--- Start of EXTRACTED TEXT ---

I fine-tuned the PEGASUS model for abstractive Summarization on a virtual environment but the model had some problems so I created a new virtual environment to run the model again but the following error keeps popping

111495 · March 31, 2021, 10:44pm

RuntimeError: CUDA out of memory. Tried to allocate 20.00 MiB (GPU 0; 2.00 GiB total capacity; 1.28 GiB already allocated; 4.55 MiB free; 1.28 GiB reserved in total by PyTorch)
The Script that I run: Pytorch script for fine-tuning Pegasus Large model · GitHub

Note: The batch size in the script is 1 and I ran the following to see more details torch.cuda.memory_summary(device=‘cuda’, abbreviated=False) and this was the output:

ptrblck · April 1, 2021, 6:39am

Could you check, if the GPU is completely empty before running the script via nvidia-smi?
2GB device memory is not a lot, but I assume you were able to run the script with a batch size of one before?

--- End of EXTRACTED TEXT ---
--- Start of DATA SUPPLIED ---

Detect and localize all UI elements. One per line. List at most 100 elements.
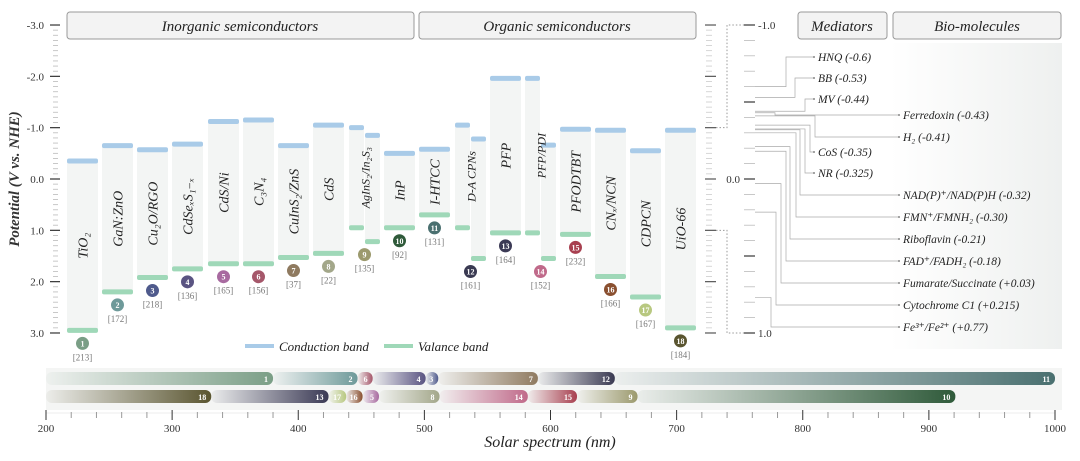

--- End of DATA SUPPLIED ---
--- Start of DATA SUPPLIED ---

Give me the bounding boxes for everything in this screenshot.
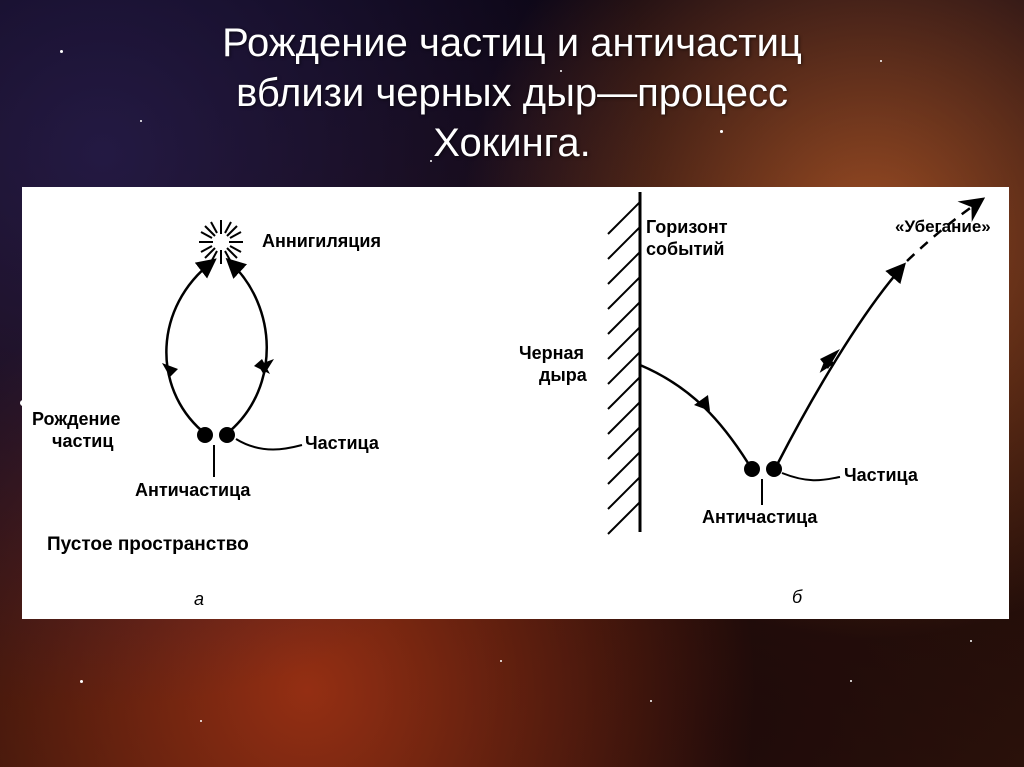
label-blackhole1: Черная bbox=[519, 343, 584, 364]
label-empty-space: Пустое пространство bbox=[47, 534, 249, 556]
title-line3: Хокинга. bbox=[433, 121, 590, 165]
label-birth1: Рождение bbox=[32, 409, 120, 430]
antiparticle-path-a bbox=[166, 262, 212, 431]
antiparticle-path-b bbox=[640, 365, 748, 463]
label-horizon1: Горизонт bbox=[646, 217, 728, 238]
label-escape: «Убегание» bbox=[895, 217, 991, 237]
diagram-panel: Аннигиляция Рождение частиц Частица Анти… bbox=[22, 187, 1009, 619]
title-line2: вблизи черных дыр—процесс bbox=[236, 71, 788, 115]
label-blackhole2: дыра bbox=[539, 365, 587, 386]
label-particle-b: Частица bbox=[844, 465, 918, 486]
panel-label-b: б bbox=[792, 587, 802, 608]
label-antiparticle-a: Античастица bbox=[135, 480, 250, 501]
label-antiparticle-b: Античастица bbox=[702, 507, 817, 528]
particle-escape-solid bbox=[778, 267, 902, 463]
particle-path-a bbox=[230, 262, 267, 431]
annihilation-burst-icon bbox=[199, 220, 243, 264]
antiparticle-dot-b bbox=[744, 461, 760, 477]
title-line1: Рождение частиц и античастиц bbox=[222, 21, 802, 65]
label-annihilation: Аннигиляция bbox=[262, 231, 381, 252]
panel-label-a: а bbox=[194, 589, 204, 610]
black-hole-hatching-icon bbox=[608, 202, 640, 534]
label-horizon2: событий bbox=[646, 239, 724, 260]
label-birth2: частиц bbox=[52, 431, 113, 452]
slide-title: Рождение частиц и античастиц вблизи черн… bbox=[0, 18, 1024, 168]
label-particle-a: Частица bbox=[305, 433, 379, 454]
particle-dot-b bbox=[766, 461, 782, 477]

--- End of DATA SUPPLIED ---

__DIRECTIONS__:
- a) From the entries, reproduce the lines starting with the one that contains "Give me the" and ending with the one that contains "particle-dot-b bbox=[766, 461, 782, 477]", including both. Leave out the pictures.
- b) Continue the forum thread about the CUDA out-of-memory error while fine-tuning PEGASUS, starting after its last line.
None of these entries relate to the thread about the CUDA memory error.

__ANSWERS BY TASK__:
- a)
Give me the bounding boxes for everything in this screenshot.
label-blackhole1: Черная bbox=[519, 343, 584, 364]
label-empty-space: Пустое пространство bbox=[47, 534, 249, 556]
title-line3: Хокинга. bbox=[433, 121, 590, 165]
label-birth1: Рождение bbox=[32, 409, 120, 430]
antiparticle-path-a bbox=[166, 262, 212, 431]
antiparticle-path-b bbox=[640, 365, 748, 463]
label-horizon1: Горизонт bbox=[646, 217, 728, 238]
label-escape: «Убегание» bbox=[895, 217, 991, 237]
diagram-panel: Аннигиляция Рождение частиц Частица Анти… bbox=[22, 187, 1009, 619]
title-line2: вблизи черных дыр—процесс bbox=[236, 71, 788, 115]
label-blackhole2: дыра bbox=[539, 365, 587, 386]
label-particle-b: Частица bbox=[844, 465, 918, 486]
panel-label-b: б bbox=[792, 587, 802, 608]
label-antiparticle-a: Античастица bbox=[135, 480, 250, 501]
label-antiparticle-b: Античастица bbox=[702, 507, 817, 528]
particle-escape-solid bbox=[778, 267, 902, 463]
particle-path-a bbox=[230, 262, 267, 431]
annihilation-burst-icon bbox=[199, 220, 243, 264]
antiparticle-dot-b bbox=[744, 461, 760, 477]
title-line1: Рождение частиц и античастиц bbox=[222, 21, 802, 65]
label-annihilation: Аннигиляция bbox=[262, 231, 381, 252]
panel-label-a: а bbox=[194, 589, 204, 610]
black-hole-hatching-icon bbox=[608, 202, 640, 534]
label-horizon2: событий bbox=[646, 239, 724, 260]
label-birth2: частиц bbox=[52, 431, 113, 452]
slide-title: Рождение частиц и античастиц вблизи черн… bbox=[0, 18, 1024, 168]
label-particle-a: Частица bbox=[305, 433, 379, 454]
particle-dot-b bbox=[766, 461, 782, 477]

- b)
111495 · April 1, 2021, 6:25pm

Yes I was able to run the script once.
I checked the memory before running the script but with these commands:

ptrblck · April 1, 2021, 10:55pm

torch.cuda.memory_summary() will report, what PyTorch is using and not if other processes might also use device memory, so you would have to use e.g. nvidia-smi.

111495 · April 2, 2021, 3:49pm

This is the result of running nvidia-smi.

omarfoq · April 2, 2021, 4:07pm

Hello @111495,

Tt shows that you are using 1.7GB.

I think you executed your script before launchingnvidia-smi, do you confirm that ? If it’s not the case, kill the script that is consuming GPU and run your code.

111495 · April 27, 2021, 12:33am

I found out that the problem was that my GPU memory is about 2GB while the recommended memory size is 16 GB.
Upon this I subscribed to Colab Pro as it provides 16 GB of GPU memory and enough disk space to run the script.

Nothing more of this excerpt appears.